THE DATA:
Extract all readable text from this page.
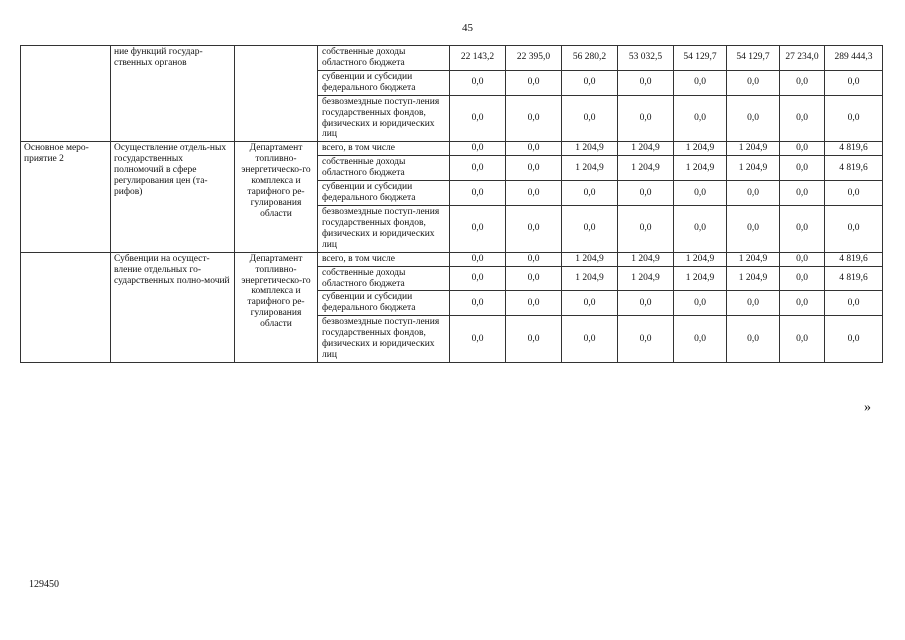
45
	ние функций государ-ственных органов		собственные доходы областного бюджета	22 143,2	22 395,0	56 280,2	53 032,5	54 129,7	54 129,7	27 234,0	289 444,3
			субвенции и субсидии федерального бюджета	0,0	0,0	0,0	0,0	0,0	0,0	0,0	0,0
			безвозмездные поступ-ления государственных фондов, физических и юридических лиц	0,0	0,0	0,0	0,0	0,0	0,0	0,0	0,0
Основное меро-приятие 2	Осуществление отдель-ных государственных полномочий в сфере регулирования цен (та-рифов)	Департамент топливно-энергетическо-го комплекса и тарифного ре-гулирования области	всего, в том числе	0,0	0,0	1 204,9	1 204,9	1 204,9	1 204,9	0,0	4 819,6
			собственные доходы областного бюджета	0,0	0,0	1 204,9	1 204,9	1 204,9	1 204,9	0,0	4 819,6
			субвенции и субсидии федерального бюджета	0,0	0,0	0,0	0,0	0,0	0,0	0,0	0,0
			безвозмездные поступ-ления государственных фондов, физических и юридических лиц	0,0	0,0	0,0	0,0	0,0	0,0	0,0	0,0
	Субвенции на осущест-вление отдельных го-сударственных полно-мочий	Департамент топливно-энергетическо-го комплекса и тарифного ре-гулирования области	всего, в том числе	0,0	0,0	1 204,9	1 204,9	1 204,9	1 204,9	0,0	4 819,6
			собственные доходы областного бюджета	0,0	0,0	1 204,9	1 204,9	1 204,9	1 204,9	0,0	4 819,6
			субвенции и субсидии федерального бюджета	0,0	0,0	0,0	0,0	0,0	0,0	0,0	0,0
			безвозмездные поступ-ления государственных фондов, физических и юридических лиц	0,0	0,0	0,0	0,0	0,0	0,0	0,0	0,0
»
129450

DIRECTIONS FOR THIS TASK: Search the entries for the word "Департамент", then gather every line that has it.

SOLUTION FOR THIS TASK:
Основное меро-приятие 2	Осуществление отдель-ных государственных полномочий в сфере регулирования цен (та-рифов)	Департамент топливно-энергетическо-го комплекса и тарифного ре-гулирования области	всего, в том числе	0,0	0,0	1 204,9	1 204,9	1 204,9	1 204,9	0,0	4 819,6
	Субвенции на осущест-вление отдельных го-сударственных полно-мочий	Департамент топливно-энергетическо-го комплекса и тарифного ре-гулирования области	всего, в том числе	0,0	0,0	1 204,9	1 204,9	1 204,9	1 204,9	0,0	4 819,6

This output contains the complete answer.